**Exercise aim**:
Give every line again exactly as it appears, please, but not the pictures.
::: Material provided :::
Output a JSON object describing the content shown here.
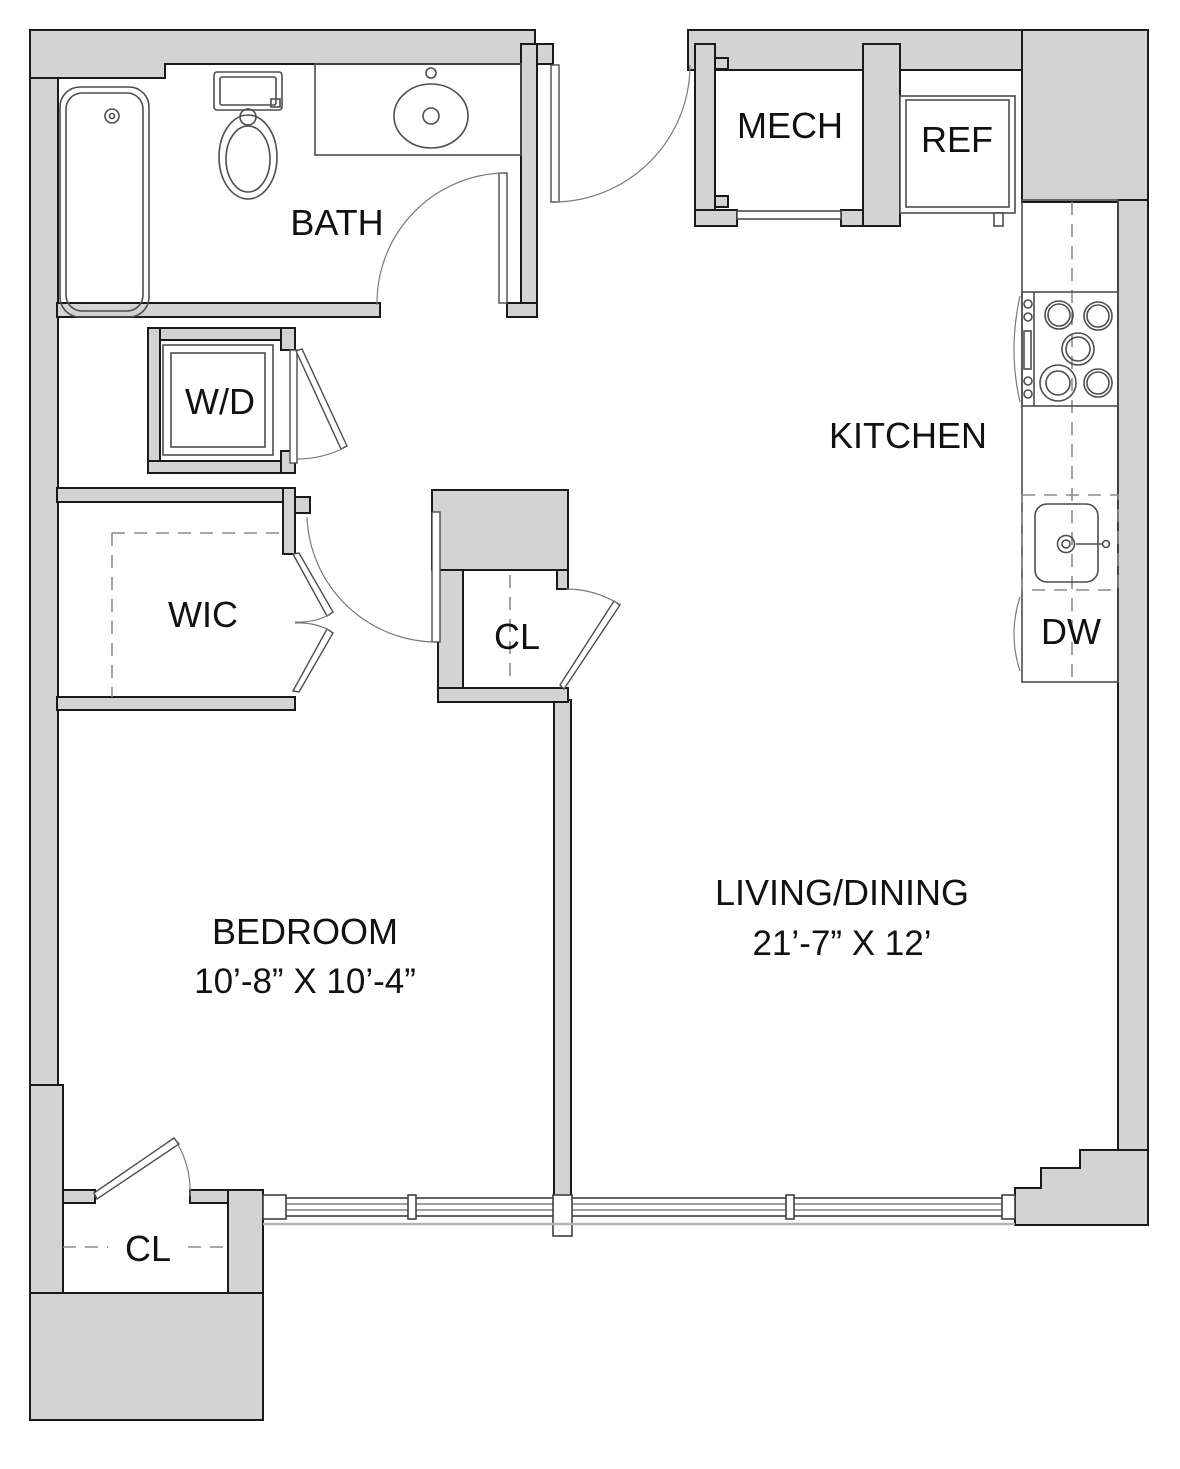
{
  "labels": {
    "bath": "BATH",
    "mech": "MECH",
    "ref": "REF",
    "kitchen": "KITCHEN",
    "washer_dryer": "W/D",
    "wic": "WIC",
    "closet_hall": "CL",
    "closet_bedroom": "CL",
    "dishwasher": "DW"
  },
  "rooms": {
    "bedroom": {
      "name": "BEDROOM",
      "dimensions": "10’-8” X 10’-4”"
    },
    "living_dining": {
      "name": "LIVING/DINING",
      "dimensions": "21’-7” X 12’"
    }
  },
  "colors": {
    "wall_fill": "#d3d3d3",
    "wall_line": "#1a1a1a",
    "fixture_line": "#4d4d4d",
    "dashed_line": "#8a8a8a",
    "label_text": "#111111",
    "sill_line": "#b3b3b3",
    "page_bg": "#ffffff"
  }
}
:::
**Result**:
Output a JSON object describing the content shown here.
{
  "labels": {
    "bath": "BATH",
    "mech": "MECH",
    "ref": "REF",
    "kitchen": "KITCHEN",
    "washer_dryer": "W/D",
    "wic": "WIC",
    "closet_hall": "CL",
    "closet_bedroom": "CL",
    "dishwasher": "DW"
  },
  "rooms": {
    "bedroom": {
      "name": "BEDROOM",
      "dimensions": "10’-8” X 10’-4”"
    },
    "living_dining": {
      "name": "LIVING/DINING",
      "dimensions": "21’-7” X 12’"
    }
  },
  "colors": {
    "wall_fill": "#d3d3d3",
    "wall_line": "#1a1a1a",
    "fixture_line": "#4d4d4d",
    "dashed_line": "#8a8a8a",
    "label_text": "#111111",
    "sill_line": "#b3b3b3",
    "page_bg": "#ffffff"
  }
}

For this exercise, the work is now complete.